RECORDS SUPPLIED:
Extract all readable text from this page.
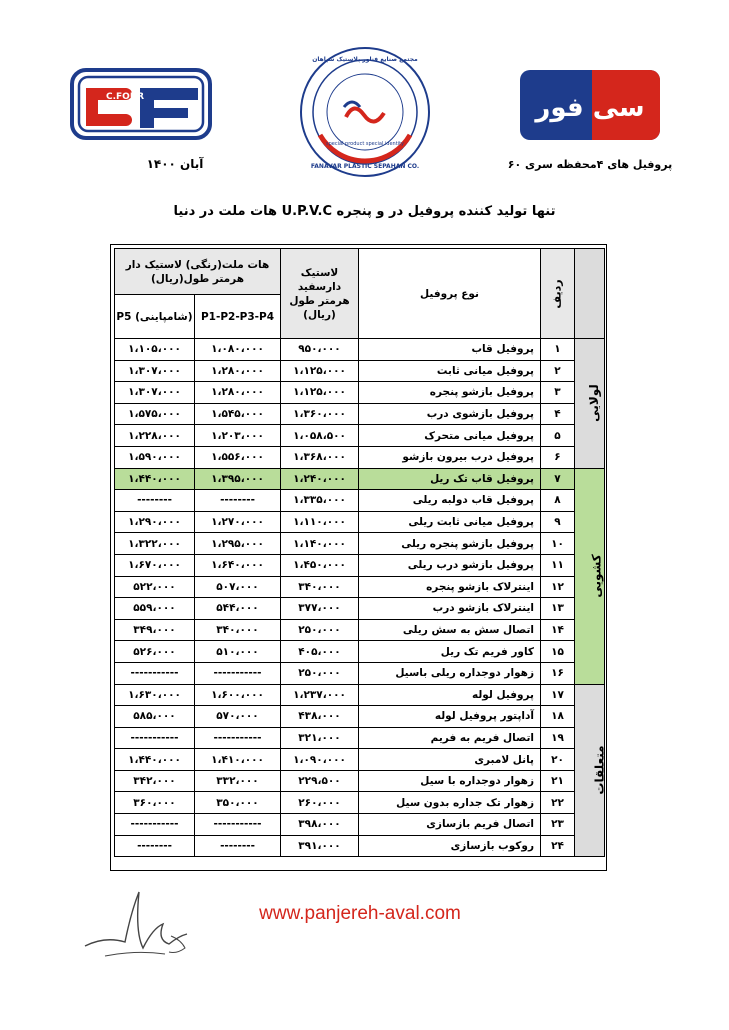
C.FOUR
مجتمع صنایع فناور پلاستیک سپاهان
special product special identity
FANAVAR PLASTIC SEPAHAN CO.
سی فور
آبان ۱۴۰۰	پروفیل های ۴محفظه سری ۶۰
تنها تولید کننده پروفیل در و پنجره U.P.V.C هات ملت در دنیا
هات ملت(رنگی) لاستیک دار هرمتر طول(ریال)		لاستیک دارسفید هرمتر طول (ریال)	نوع پروفیل	ردیف	
P5 (شامپاینی)	P1-P2-P3-P4				
۱،۱۰۵،۰۰۰	۱،۰۸۰،۰۰۰	۹۵۰،۰۰۰	پروفیل قاب	۱	لولایی
۱،۳۰۷،۰۰۰	۱،۲۸۰،۰۰۰	۱،۱۲۵،۰۰۰	پروفیل میانی ثابت	۲	
۱،۳۰۷،۰۰۰	۱،۲۸۰،۰۰۰	۱،۱۲۵،۰۰۰	پروفیل بازشو پنجره	۳	
۱،۵۷۵،۰۰۰	۱،۵۴۵،۰۰۰	۱،۳۶۰،۰۰۰	پروفیل بازشوی درب	۴	
۱،۲۲۸،۰۰۰	۱،۲۰۳،۰۰۰	۱،۰۵۸،۵۰۰	پروفیل میانی متحرک	۵	
۱،۵۹۰،۰۰۰	۱،۵۵۶،۰۰۰	۱،۳۶۸،۰۰۰	پروفیل درب بیرون بازشو	۶	
۱،۴۴۰،۰۰۰	۱،۳۹۵،۰۰۰	۱،۲۴۰،۰۰۰	پروفیل قاب تک ریل	۷	کشویی
--------	--------	۱،۳۳۵،۰۰۰	پروفیل قاب دولبه ریلی	۸	
۱،۲۹۰،۰۰۰	۱،۲۷۰،۰۰۰	۱،۱۱۰،۰۰۰	پروفیل میانی ثابت ریلی	۹	
۱،۳۲۲،۰۰۰	۱،۲۹۵،۰۰۰	۱،۱۴۰،۰۰۰	پروفیل بازشو پنجره ریلی	۱۰	
۱،۶۷۰،۰۰۰	۱،۶۴۰،۰۰۰	۱،۴۵۰،۰۰۰	پروفیل بازشو درب ریلی	۱۱	
۵۲۲،۰۰۰	۵۰۷،۰۰۰	۳۴۰،۰۰۰	اینترلاک بازشو پنجره	۱۲	
۵۵۹،۰۰۰	۵۴۴،۰۰۰	۳۷۷،۰۰۰	اینترلاک بازشو درب	۱۳	
۳۴۹،۰۰۰	۳۴۰،۰۰۰	۲۵۰،۰۰۰	اتصال سش به سش ریلی	۱۴	
۵۲۶،۰۰۰	۵۱۰،۰۰۰	۴۰۵،۰۰۰	کاور فریم تک ریل	۱۵	
-----------	-----------	۲۵۰،۰۰۰	زهوار دوجداره ریلی باسیل	۱۶	
۱،۶۳۰،۰۰۰	۱،۶۰۰،۰۰۰	۱،۲۳۷،۰۰۰	پروفیل لوله	۱۷	متعلقات
۵۸۵،۰۰۰	۵۷۰،۰۰۰	۴۳۸،۰۰۰	آداپتور پروفیل لوله	۱۸	
-----------	-----------	۳۲۱،۰۰۰	اتصال فریم به فریم	۱۹	
۱،۴۴۰،۰۰۰	۱،۴۱۰،۰۰۰	۱،۰۹۰،۰۰۰	پانل لامبری	۲۰	
۳۴۲،۰۰۰	۳۳۲،۰۰۰	۲۲۹،۵۰۰	زهوار دوجداره با سیل	۲۱	
۳۶۰،۰۰۰	۳۵۰،۰۰۰	۲۶۰،۰۰۰	زهوار تک جداره بدون سیل	۲۲	
-----------	-----------	۳۹۸،۰۰۰	اتصال فریم بازسازی	۲۳	
--------	--------	۳۹۱،۰۰۰	روکوب بازسازی	۲۴	
www.panjereh-aval.com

WHAT TO PRODUCE: What comes back should match the records exactly, minus any pictures.

OUTPUT BELOW:
Extract all readable text from this page.
C.FOUR
مجتمع صنایع فناور پلاستیک سپاهان
special product special identity
FANAVAR PLASTIC SEPAHAN CO.
سی فور
آبان ۱۴۰۰	پروفیل های ۴محفظه سری ۶۰
تنها تولید کننده پروفیل در و پنجره U.P.V.C هات ملت در دنیا
هات ملت(رنگی) لاستیک دار هرمتر طول(ریال)		لاستیک دارسفید هرمتر طول (ریال)	نوع پروفیل	ردیف	
P5 (شامپاینی)	P1-P2-P3-P4				
۱،۱۰۵،۰۰۰	۱،۰۸۰،۰۰۰	۹۵۰،۰۰۰	پروفیل قاب	۱	لولایی
۱،۳۰۷،۰۰۰	۱،۲۸۰،۰۰۰	۱،۱۲۵،۰۰۰	پروفیل میانی ثابت	۲	
۱،۳۰۷،۰۰۰	۱،۲۸۰،۰۰۰	۱،۱۲۵،۰۰۰	پروفیل بازشو پنجره	۳	
۱،۵۷۵،۰۰۰	۱،۵۴۵،۰۰۰	۱،۳۶۰،۰۰۰	پروفیل بازشوی درب	۴	
۱،۲۲۸،۰۰۰	۱،۲۰۳،۰۰۰	۱،۰۵۸،۵۰۰	پروفیل میانی متحرک	۵	
۱،۵۹۰،۰۰۰	۱،۵۵۶،۰۰۰	۱،۳۶۸،۰۰۰	پروفیل درب بیرون بازشو	۶	
۱،۴۴۰،۰۰۰	۱،۳۹۵،۰۰۰	۱،۲۴۰،۰۰۰	پروفیل قاب تک ریل	۷	کشویی
--------	--------	۱،۳۳۵،۰۰۰	پروفیل قاب دولبه ریلی	۸	
۱،۲۹۰،۰۰۰	۱،۲۷۰،۰۰۰	۱،۱۱۰،۰۰۰	پروفیل میانی ثابت ریلی	۹	
۱،۳۲۲،۰۰۰	۱،۲۹۵،۰۰۰	۱،۱۴۰،۰۰۰	پروفیل بازشو پنجره ریلی	۱۰	
۱،۶۷۰،۰۰۰	۱،۶۴۰،۰۰۰	۱،۴۵۰،۰۰۰	پروفیل بازشو درب ریلی	۱۱	
۵۲۲،۰۰۰	۵۰۷،۰۰۰	۳۴۰،۰۰۰	اینترلاک بازشو پنجره	۱۲	
۵۵۹،۰۰۰	۵۴۴،۰۰۰	۳۷۷،۰۰۰	اینترلاک بازشو درب	۱۳	
۳۴۹،۰۰۰	۳۴۰،۰۰۰	۲۵۰،۰۰۰	اتصال سش به سش ریلی	۱۴	
۵۲۶،۰۰۰	۵۱۰،۰۰۰	۴۰۵،۰۰۰	کاور فریم تک ریل	۱۵	
-----------	-----------	۲۵۰،۰۰۰	زهوار دوجداره ریلی باسیل	۱۶	
۱،۶۳۰،۰۰۰	۱،۶۰۰،۰۰۰	۱،۲۳۷،۰۰۰	پروفیل لوله	۱۷	متعلقات
۵۸۵،۰۰۰	۵۷۰،۰۰۰	۴۳۸،۰۰۰	آداپتور پروفیل لوله	۱۸	
-----------	-----------	۳۲۱،۰۰۰	اتصال فریم به فریم	۱۹	
۱،۴۴۰،۰۰۰	۱،۴۱۰،۰۰۰	۱،۰۹۰،۰۰۰	پانل لامبری	۲۰	
۳۴۲،۰۰۰	۳۳۲،۰۰۰	۲۲۹،۵۰۰	زهوار دوجداره با سیل	۲۱	
۳۶۰،۰۰۰	۳۵۰،۰۰۰	۲۶۰،۰۰۰	زهوار تک جداره بدون سیل	۲۲	
-----------	-----------	۳۹۸،۰۰۰	اتصال فریم بازسازی	۲۳	
--------	--------	۳۹۱،۰۰۰	روکوب بازسازی	۲۴	
www.panjereh-aval.com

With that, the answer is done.